◆ **WHAT THE EXERCISE ASKS**: Make a verbatim copy of the entries below; pictures stay out.

◆ **SUPPLIED DATA**:

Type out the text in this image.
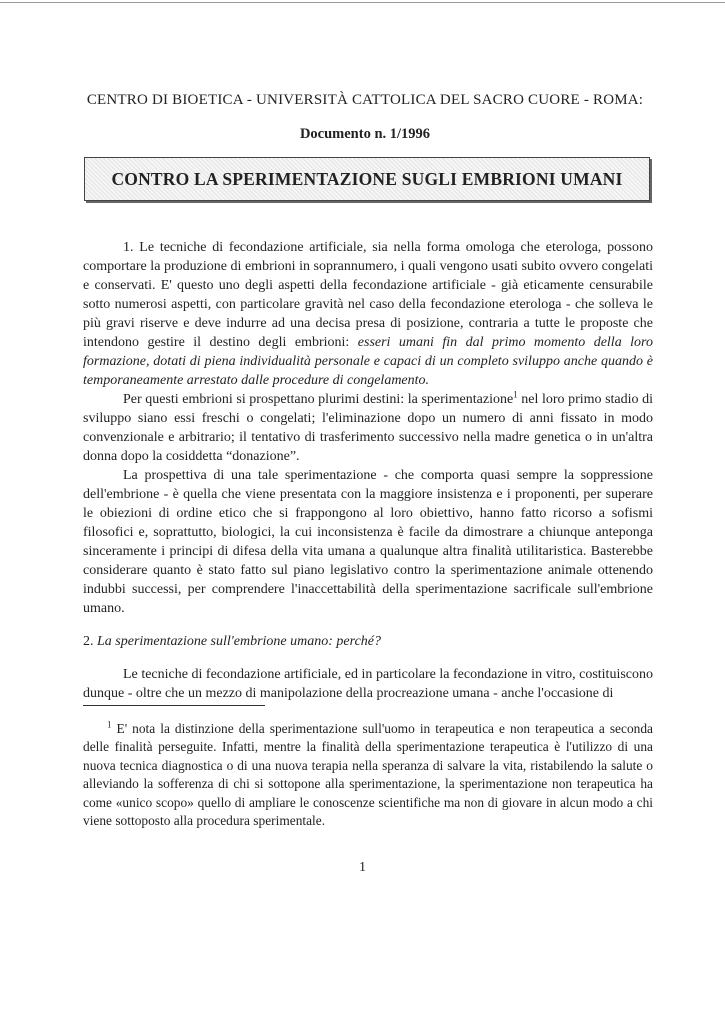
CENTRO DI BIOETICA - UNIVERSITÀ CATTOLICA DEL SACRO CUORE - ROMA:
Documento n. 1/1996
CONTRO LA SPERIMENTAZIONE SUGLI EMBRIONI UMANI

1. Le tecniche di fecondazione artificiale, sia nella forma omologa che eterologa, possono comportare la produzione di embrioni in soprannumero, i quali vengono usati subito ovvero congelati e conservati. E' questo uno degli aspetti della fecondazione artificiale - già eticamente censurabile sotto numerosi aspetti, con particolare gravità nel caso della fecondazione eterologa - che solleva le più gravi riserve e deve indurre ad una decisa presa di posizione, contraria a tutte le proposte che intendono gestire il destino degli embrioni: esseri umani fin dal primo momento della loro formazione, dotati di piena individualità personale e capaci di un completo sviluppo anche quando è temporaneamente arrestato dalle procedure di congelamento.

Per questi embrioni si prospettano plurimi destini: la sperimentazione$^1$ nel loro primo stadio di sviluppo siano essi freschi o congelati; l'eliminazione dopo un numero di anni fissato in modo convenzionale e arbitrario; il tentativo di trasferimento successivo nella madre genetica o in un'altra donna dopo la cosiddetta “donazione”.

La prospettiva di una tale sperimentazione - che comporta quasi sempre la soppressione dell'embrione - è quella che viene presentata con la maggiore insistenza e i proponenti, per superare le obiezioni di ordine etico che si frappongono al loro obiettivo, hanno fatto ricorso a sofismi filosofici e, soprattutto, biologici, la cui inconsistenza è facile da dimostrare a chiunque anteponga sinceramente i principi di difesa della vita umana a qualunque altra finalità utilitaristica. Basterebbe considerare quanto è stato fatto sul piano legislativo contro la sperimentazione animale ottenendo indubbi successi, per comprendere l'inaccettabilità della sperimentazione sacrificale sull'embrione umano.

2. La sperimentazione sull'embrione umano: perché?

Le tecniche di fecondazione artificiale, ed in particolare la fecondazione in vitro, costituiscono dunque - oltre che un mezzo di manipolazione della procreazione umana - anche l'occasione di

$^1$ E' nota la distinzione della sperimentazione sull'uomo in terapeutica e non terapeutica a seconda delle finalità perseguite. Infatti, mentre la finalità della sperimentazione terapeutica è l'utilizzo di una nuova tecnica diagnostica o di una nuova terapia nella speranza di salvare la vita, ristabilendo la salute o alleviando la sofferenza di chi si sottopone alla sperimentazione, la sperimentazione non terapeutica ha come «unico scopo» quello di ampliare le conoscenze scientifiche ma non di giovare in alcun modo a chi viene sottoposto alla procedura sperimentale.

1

◆ **PROBLEM SOLUTION**:
Type out the text in this image.
CENTRO DI BIOETICA - UNIVERSITÀ CATTOLICA DEL SACRO CUORE - ROMA:
Documento n. 1/1996
CONTRO LA SPERIMENTAZIONE SUGLI EMBRIONI UMANI

1. Le tecniche di fecondazione artificiale, sia nella forma omologa che eterologa, possono comportare la produzione di embrioni in soprannumero, i quali vengono usati subito ovvero congelati e conservati. E' questo uno degli aspetti della fecondazione artificiale - già eticamente censurabile sotto numerosi aspetti, con particolare gravità nel caso della fecondazione eterologa - che solleva le più gravi riserve e deve indurre ad una decisa presa di posizione, contraria a tutte le proposte che intendono gestire il destino degli embrioni: esseri umani fin dal primo momento della loro formazione, dotati di piena individualità personale e capaci di un completo sviluppo anche quando è temporaneamente arrestato dalle procedure di congelamento.

Per questi embrioni si prospettano plurimi destini: la sperimentazione$^1$ nel loro primo stadio di sviluppo siano essi freschi o congelati; l'eliminazione dopo un numero di anni fissato in modo convenzionale e arbitrario; il tentativo di trasferimento successivo nella madre genetica o in un'altra donna dopo la cosiddetta “donazione”.

La prospettiva di una tale sperimentazione - che comporta quasi sempre la soppressione dell'embrione - è quella che viene presentata con la maggiore insistenza e i proponenti, per superare le obiezioni di ordine etico che si frappongono al loro obiettivo, hanno fatto ricorso a sofismi filosofici e, soprattutto, biologici, la cui inconsistenza è facile da dimostrare a chiunque anteponga sinceramente i principi di difesa della vita umana a qualunque altra finalità utilitaristica. Basterebbe considerare quanto è stato fatto sul piano legislativo contro la sperimentazione animale ottenendo indubbi successi, per comprendere l'inaccettabilità della sperimentazione sacrificale sull'embrione umano.

2. La sperimentazione sull'embrione umano: perché?

Le tecniche di fecondazione artificiale, ed in particolare la fecondazione in vitro, costituiscono dunque - oltre che un mezzo di manipolazione della procreazione umana - anche l'occasione di

$^1$ E' nota la distinzione della sperimentazione sull'uomo in terapeutica e non terapeutica a seconda delle finalità perseguite. Infatti, mentre la finalità della sperimentazione terapeutica è l'utilizzo di una nuova tecnica diagnostica o di una nuova terapia nella speranza di salvare la vita, ristabilendo la salute o alleviando la sofferenza di chi si sottopone alla sperimentazione, la sperimentazione non terapeutica ha come «unico scopo» quello di ampliare le conoscenze scientifiche ma non di giovare in alcun modo a chi viene sottoposto alla procedura sperimentale.

1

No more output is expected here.